╔══
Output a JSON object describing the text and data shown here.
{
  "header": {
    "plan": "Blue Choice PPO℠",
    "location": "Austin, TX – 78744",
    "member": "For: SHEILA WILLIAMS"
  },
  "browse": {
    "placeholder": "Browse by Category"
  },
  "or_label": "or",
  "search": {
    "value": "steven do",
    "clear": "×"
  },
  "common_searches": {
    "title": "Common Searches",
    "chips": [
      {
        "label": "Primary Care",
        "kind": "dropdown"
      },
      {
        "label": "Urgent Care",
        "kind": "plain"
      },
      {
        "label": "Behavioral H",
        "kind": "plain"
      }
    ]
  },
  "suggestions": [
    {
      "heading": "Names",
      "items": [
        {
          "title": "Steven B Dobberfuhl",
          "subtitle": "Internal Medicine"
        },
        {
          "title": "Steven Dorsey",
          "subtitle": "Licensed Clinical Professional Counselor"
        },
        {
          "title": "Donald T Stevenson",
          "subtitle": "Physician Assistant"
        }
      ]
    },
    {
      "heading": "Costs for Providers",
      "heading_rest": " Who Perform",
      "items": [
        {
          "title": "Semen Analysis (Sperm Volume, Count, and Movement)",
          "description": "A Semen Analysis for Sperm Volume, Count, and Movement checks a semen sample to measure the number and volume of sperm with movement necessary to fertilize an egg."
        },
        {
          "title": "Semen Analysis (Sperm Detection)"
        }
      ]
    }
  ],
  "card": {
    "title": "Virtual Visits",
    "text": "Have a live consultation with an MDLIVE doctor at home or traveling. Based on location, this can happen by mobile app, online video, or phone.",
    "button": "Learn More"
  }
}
╚══
## [Written request]
Copy every line of the material, please, keeping it exactly the same.

## [Reply]
Output a JSON object describing the text and data shown here.
{
  "header": {
    "plan": "Blue Choice PPO℠",
    "location": "Austin, TX – 78744",
    "member": "For: SHEILA WILLIAMS"
  },
  "browse": {
    "placeholder": "Browse by Category"
  },
  "or_label": "or",
  "search": {
    "value": "steven do",
    "clear": "×"
  },
  "common_searches": {
    "title": "Common Searches",
    "chips": [
      {
        "label": "Primary Care",
        "kind": "dropdown"
      },
      {
        "label": "Urgent Care",
        "kind": "plain"
      },
      {
        "label": "Behavioral H",
        "kind": "plain"
      }
    ]
  },
  "suggestions": [
    {
      "heading": "Names",
      "items": [
        {
          "title": "Steven B Dobberfuhl",
          "subtitle": "Internal Medicine"
        },
        {
          "title": "Steven Dorsey",
          "subtitle": "Licensed Clinical Professional Counselor"
        },
        {
          "title": "Donald T Stevenson",
          "subtitle": "Physician Assistant"
        }
      ]
    },
    {
      "heading": "Costs for Providers",
      "heading_rest": " Who Perform",
      "items": [
        {
          "title": "Semen Analysis (Sperm Volume, Count, and Movement)",
          "description": "A Semen Analysis for Sperm Volume, Count, and Movement checks a semen sample to measure the number and volume of sperm with movement necessary to fertilize an egg."
        },
        {
          "title": "Semen Analysis (Sperm Detection)"
        }
      ]
    }
  ],
  "card": {
    "title": "Virtual Visits",
    "text": "Have a live consultation with an MDLIVE doctor at home or traveling. Based on location, this can happen by mobile app, online video, or phone.",
    "button": "Learn More"
  }
}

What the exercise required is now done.